- **Direction**:
Translate this sentence from the Susan Loughnane biography into Spanish: "Loughnane trained at the Lee Strasberg Theatre and Film Institute in New York City."

___ Text excerpt ___

- Born: Susan Patricia Loughnane 16 February 1987 (age 39) Malahide, Dublin, Ireland
- Occupations: Actress, Writer
- Years active: 2007–2016
- Spouse: David Doyle ​(m. 2016)​

= Susan Loughnane =

Irish actress, author (born 1987)

Susan Patricia Loughnane (born 16 February 1987) is an Irish actress and author. She is known for playing Debbie in drama Love/Hate, for which she won the 2013 Irish Film and Television Award for Best Supporting Actress. Her first novel, The Art of Scandal, was published in October 2014.

==Career==
Loughnane trained at the Lee Strasberg Theatre and Film Institute in New York City. Loughnane's first role was on the Irish hidden-camera comedy TV series Anonymous as the daughter of Pamela Flood's character Doreen. She then appeared as Elaine in Single-Handed.

Loughnane was also a contestant on the sixth series of Britain's Next Top Model in 2010. She auditioned for the show as "a challenge" to herself and because she was struggling to find work in Ireland due to the recession. She was the last contestant selected for the final fourteen, which she described as "painful". She was eliminated early in the series, but continued to model, and was employed by Morgan the Agency.

Loughnane appeared as Debbie in seasons 2, 3, and 4 of Love/Hate between 2011 and 2013. During this time, she retained her job as a cashier in an Abercrombie & Fitch store, stating she kept the job in case acting "doesn't work out". Initially introduced as the girlfriend of Aidan Gillen's character John Boy, Debbie spiraled into heroin abuse and prostitution before ultimately dying of an overdose in the fourth season. Loughnane won the 2013 Irish Film and Television Award for Best Supporting Actress for the role.

___ Given entries ___

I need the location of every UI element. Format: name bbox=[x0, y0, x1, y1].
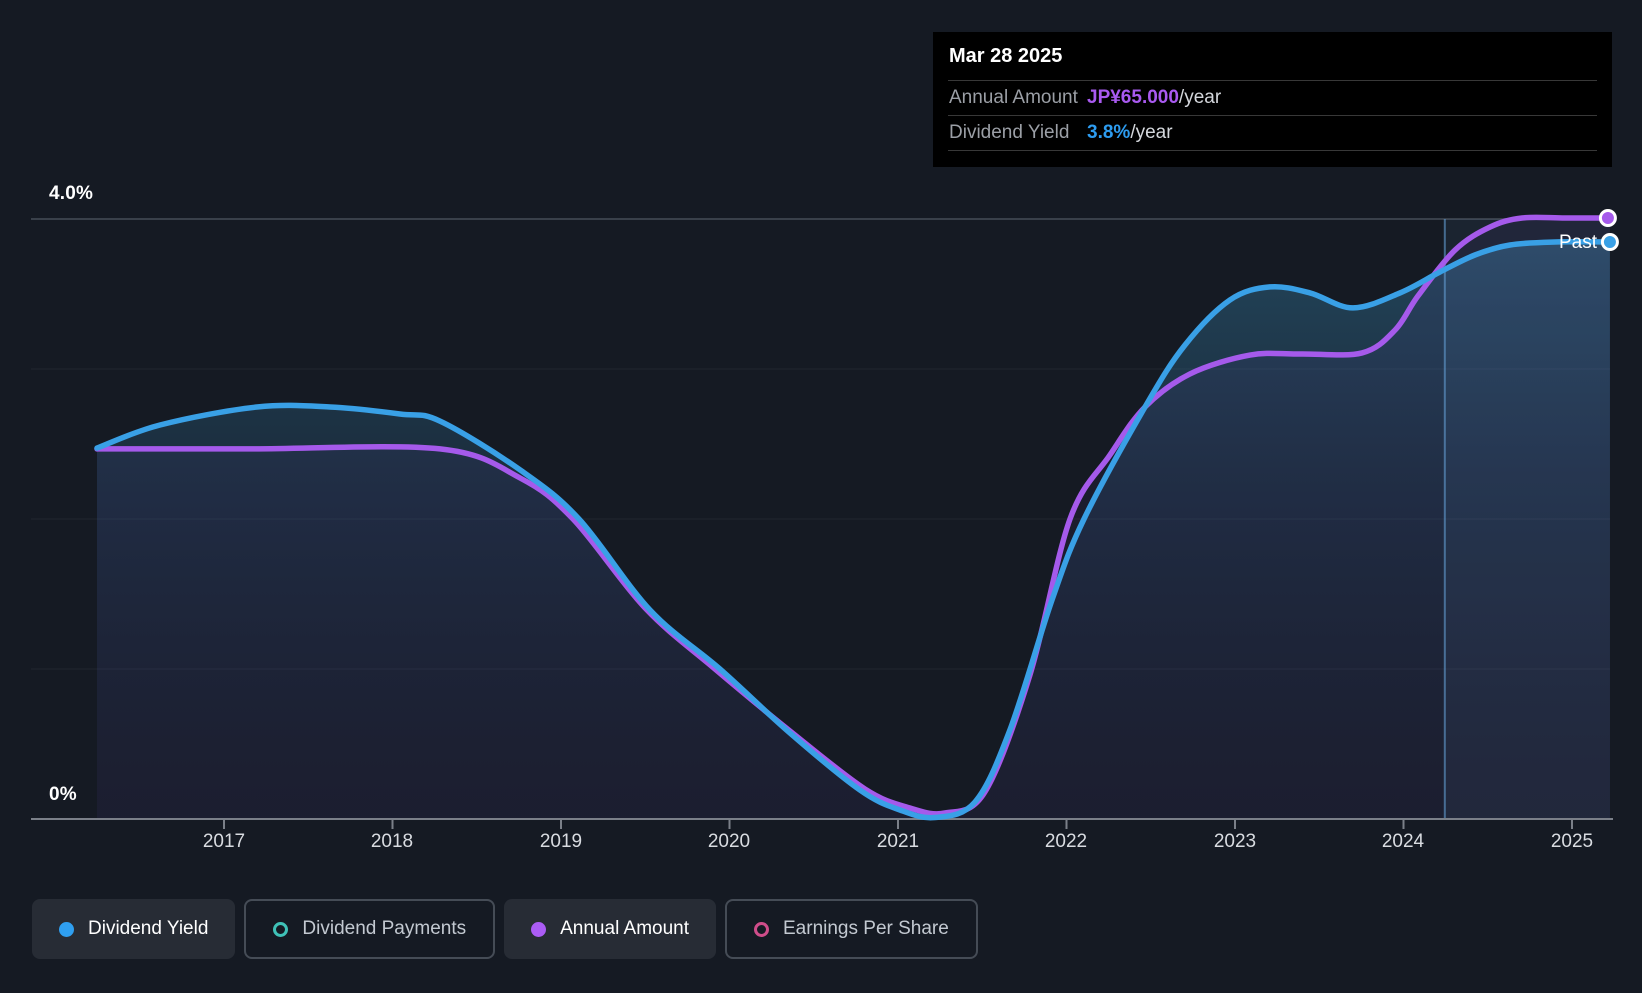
past-period-band bbox=[1444, 219, 1610, 819]
x-tick-2018: 2018 bbox=[370, 831, 414, 852]
x-tick-2023: 2023 bbox=[1213, 831, 1257, 852]
dividend-yield-area bbox=[97, 241, 1610, 819]
tooltip-value: JP¥65.000 bbox=[1087, 87, 1179, 108]
tooltip-label: Dividend Yield bbox=[949, 122, 1070, 143]
legend-label: Annual Amount bbox=[560, 918, 689, 939]
legend-label: Earnings Per Share bbox=[783, 918, 949, 939]
legend-dividend-payments-button[interactable]: Dividend Payments bbox=[244, 899, 496, 959]
legend-label: Dividend Yield bbox=[88, 918, 209, 939]
y-axis-min-label: 0% bbox=[49, 784, 77, 805]
legend-dividend-yield-button[interactable]: Dividend Yield bbox=[32, 899, 236, 959]
annual-amount-marker-icon bbox=[531, 921, 547, 937]
x-tick-2020: 2020 bbox=[707, 831, 751, 852]
legend-annual-amount-button[interactable]: Annual Amount bbox=[504, 899, 716, 959]
y-axis-max-label: 4.0% bbox=[49, 183, 94, 204]
earnings-per-share-marker-icon bbox=[754, 921, 769, 937]
annual-amount-area bbox=[97, 217, 1610, 820]
tooltip-value: 3.8% bbox=[1087, 122, 1131, 143]
tooltip-date: Mar 28 2025 bbox=[948, 45, 1597, 81]
dividend-yield-line bbox=[94, 239, 1613, 821]
chart-legend: Dividend Yield Dividend Payments Annual … bbox=[32, 899, 978, 959]
tooltip-row-annual-amount: Annual Amount JP¥65.000/year bbox=[948, 81, 1597, 116]
tooltip-row-dividend-yield: Dividend Yield 3.8%/year bbox=[948, 116, 1597, 151]
x-tick-2017: 2017 bbox=[202, 831, 246, 852]
x-tick-2021: 2021 bbox=[876, 831, 920, 852]
legend-earnings-per-share-button[interactable]: Earnings Per Share bbox=[725, 899, 978, 959]
tooltip-value-suffix: /year bbox=[1130, 122, 1173, 143]
tooltip-value-suffix: /year bbox=[1178, 87, 1222, 108]
legend-label: Dividend Payments bbox=[302, 918, 467, 939]
x-tick-2024: 2024 bbox=[1381, 831, 1425, 852]
dividend-payments-marker-icon bbox=[273, 921, 289, 937]
dividend-yield-marker-icon bbox=[59, 921, 74, 937]
past-period-label: Past bbox=[1558, 232, 1597, 253]
tooltip-label: Annual Amount bbox=[949, 87, 1078, 108]
x-tick-2025: 2025 bbox=[1550, 831, 1594, 852]
annual-amount-end-marker bbox=[1598, 208, 1617, 227]
dividend-yield-end-marker bbox=[1600, 232, 1619, 251]
chart-tooltip: Mar 28 2025 Annual Amount JP¥65.000/year… bbox=[933, 32, 1612, 167]
x-tick-2019: 2019 bbox=[539, 831, 583, 852]
x-tick-2022: 2022 bbox=[1044, 831, 1088, 852]
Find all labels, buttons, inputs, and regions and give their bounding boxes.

___

- **Exercise answer**:
Loughnane se formó en el Lee Strasberg Theatre and Film Institute de la ciudad de Nueva York.